───── DATASET ENTRIES ─────
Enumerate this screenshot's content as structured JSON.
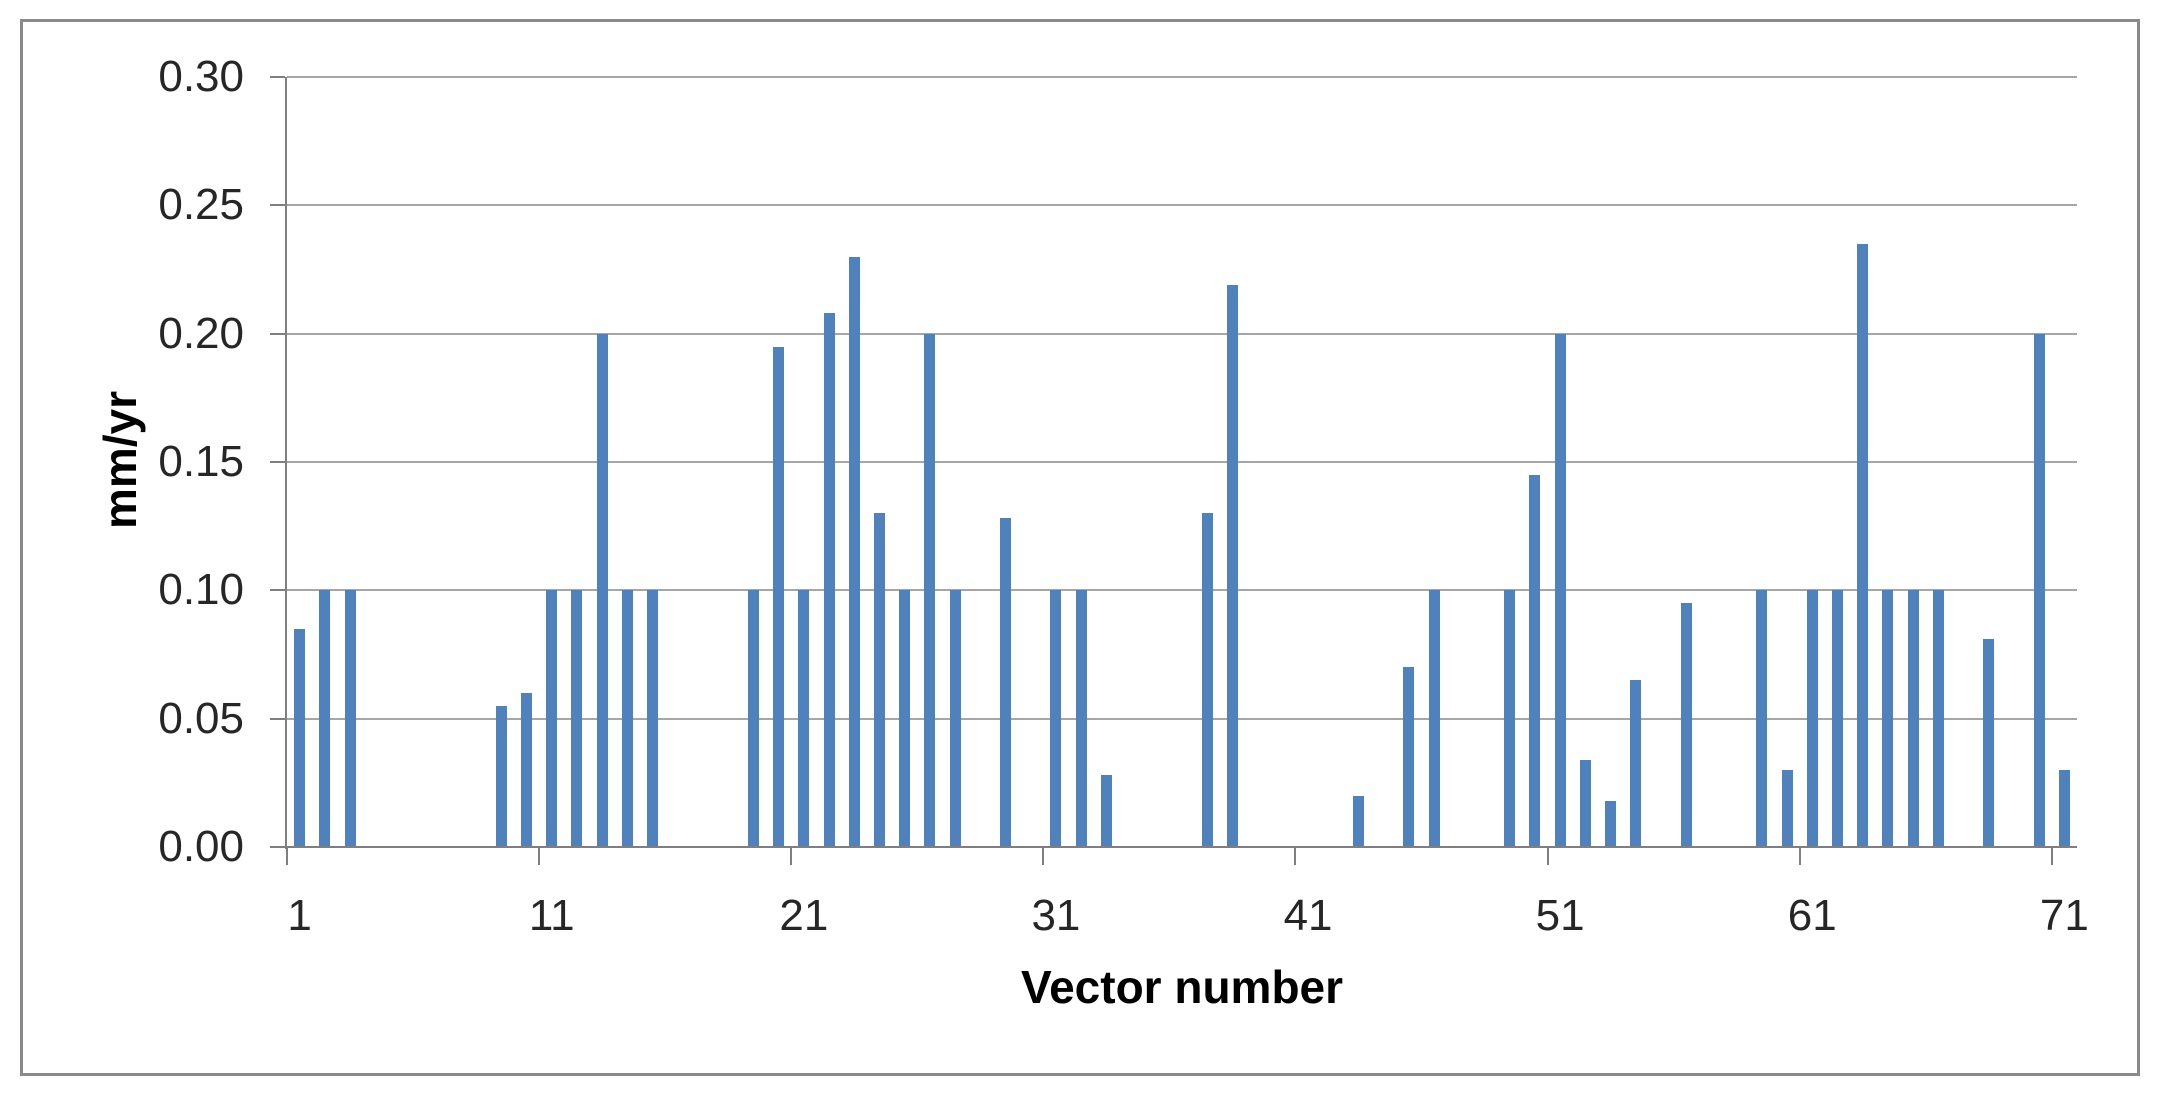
{
  "window": {
    "background": "#ffffff",
    "frame_border_color": "#8a8a8a"
  },
  "chart_data": {
    "type": "bar",
    "title": "",
    "xlabel": "Vector number",
    "ylabel": "mm/yr",
    "categories": [
      1,
      2,
      3,
      4,
      5,
      6,
      7,
      8,
      9,
      10,
      11,
      12,
      13,
      14,
      15,
      16,
      17,
      18,
      19,
      20,
      21,
      22,
      23,
      24,
      25,
      26,
      27,
      28,
      29,
      30,
      31,
      32,
      33,
      34,
      35,
      36,
      37,
      38,
      39,
      40,
      41,
      42,
      43,
      44,
      45,
      46,
      47,
      48,
      49,
      50,
      51,
      52,
      53,
      54,
      55,
      56,
      57,
      58,
      59,
      60,
      61,
      62,
      63,
      64,
      65,
      66,
      67,
      68,
      69,
      70,
      71
    ],
    "values": [
      0.085,
      0.1,
      0.1,
      0,
      0,
      0,
      0,
      0,
      0.055,
      0.06,
      0.1,
      0.1,
      0.2,
      0.1,
      0.1,
      0,
      0,
      0,
      0.1,
      0.195,
      0.1,
      0.208,
      0.23,
      0.13,
      0.1,
      0.2,
      0.1,
      0,
      0.128,
      0,
      0.1,
      0.1,
      0.028,
      0,
      0,
      0,
      0.13,
      0.219,
      0,
      0,
      0,
      0,
      0.02,
      0,
      0.07,
      0.1,
      0,
      0,
      0.1,
      0.145,
      0.2,
      0.034,
      0.018,
      0.065,
      0,
      0.095,
      0,
      0,
      0.1,
      0.03,
      0.1,
      0.1,
      0.235,
      0.1,
      0.1,
      0.1,
      0,
      0.081,
      0,
      0.2,
      0.03
    ],
    "ylim": [
      0,
      0.3
    ],
    "yticks": {
      "values": [
        0,
        0.05,
        0.1,
        0.15,
        0.2,
        0.25,
        0.3
      ],
      "labels": [
        "0.00",
        "0.05",
        "0.10",
        "0.15",
        "0.20",
        "0.25",
        "0.30"
      ]
    },
    "xticks": {
      "label_positions": [
        1,
        11,
        21,
        31,
        41,
        51,
        61,
        71
      ],
      "labels": [
        "1",
        "11",
        "21",
        "31",
        "41",
        "51",
        "61",
        "71"
      ],
      "boundary_tick_interval": 10
    },
    "grid": "horizontal-major",
    "legend": "none",
    "colors": {
      "bar": "#4F81BD",
      "gridline": "#a6a6a6",
      "axis": "#7f7f7f",
      "tick_label": "#262626",
      "axis_title": "#000000"
    }
  }
}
─────
§ WORK INSTRUCTIONS: Quote the records above in full, dropping each picture.

§ TASK OUTPUT:
Enumerate this screenshot's content as structured JSON.
{
  "window": {
    "background": "#ffffff",
    "frame_border_color": "#8a8a8a"
  },
  "chart_data": {
    "type": "bar",
    "title": "",
    "xlabel": "Vector number",
    "ylabel": "mm/yr",
    "categories": [
      1,
      2,
      3,
      4,
      5,
      6,
      7,
      8,
      9,
      10,
      11,
      12,
      13,
      14,
      15,
      16,
      17,
      18,
      19,
      20,
      21,
      22,
      23,
      24,
      25,
      26,
      27,
      28,
      29,
      30,
      31,
      32,
      33,
      34,
      35,
      36,
      37,
      38,
      39,
      40,
      41,
      42,
      43,
      44,
      45,
      46,
      47,
      48,
      49,
      50,
      51,
      52,
      53,
      54,
      55,
      56,
      57,
      58,
      59,
      60,
      61,
      62,
      63,
      64,
      65,
      66,
      67,
      68,
      69,
      70,
      71
    ],
    "values": [
      0.085,
      0.1,
      0.1,
      0,
      0,
      0,
      0,
      0,
      0.055,
      0.06,
      0.1,
      0.1,
      0.2,
      0.1,
      0.1,
      0,
      0,
      0,
      0.1,
      0.195,
      0.1,
      0.208,
      0.23,
      0.13,
      0.1,
      0.2,
      0.1,
      0,
      0.128,
      0,
      0.1,
      0.1,
      0.028,
      0,
      0,
      0,
      0.13,
      0.219,
      0,
      0,
      0,
      0,
      0.02,
      0,
      0.07,
      0.1,
      0,
      0,
      0.1,
      0.145,
      0.2,
      0.034,
      0.018,
      0.065,
      0,
      0.095,
      0,
      0,
      0.1,
      0.03,
      0.1,
      0.1,
      0.235,
      0.1,
      0.1,
      0.1,
      0,
      0.081,
      0,
      0.2,
      0.03
    ],
    "ylim": [
      0,
      0.3
    ],
    "yticks": {
      "values": [
        0,
        0.05,
        0.1,
        0.15,
        0.2,
        0.25,
        0.3
      ],
      "labels": [
        "0.00",
        "0.05",
        "0.10",
        "0.15",
        "0.20",
        "0.25",
        "0.30"
      ]
    },
    "xticks": {
      "label_positions": [
        1,
        11,
        21,
        31,
        41,
        51,
        61,
        71
      ],
      "labels": [
        "1",
        "11",
        "21",
        "31",
        "41",
        "51",
        "61",
        "71"
      ],
      "boundary_tick_interval": 10
    },
    "grid": "horizontal-major",
    "legend": "none",
    "colors": {
      "bar": "#4F81BD",
      "gridline": "#a6a6a6",
      "axis": "#7f7f7f",
      "tick_label": "#262626",
      "axis_title": "#000000"
    }
  }
}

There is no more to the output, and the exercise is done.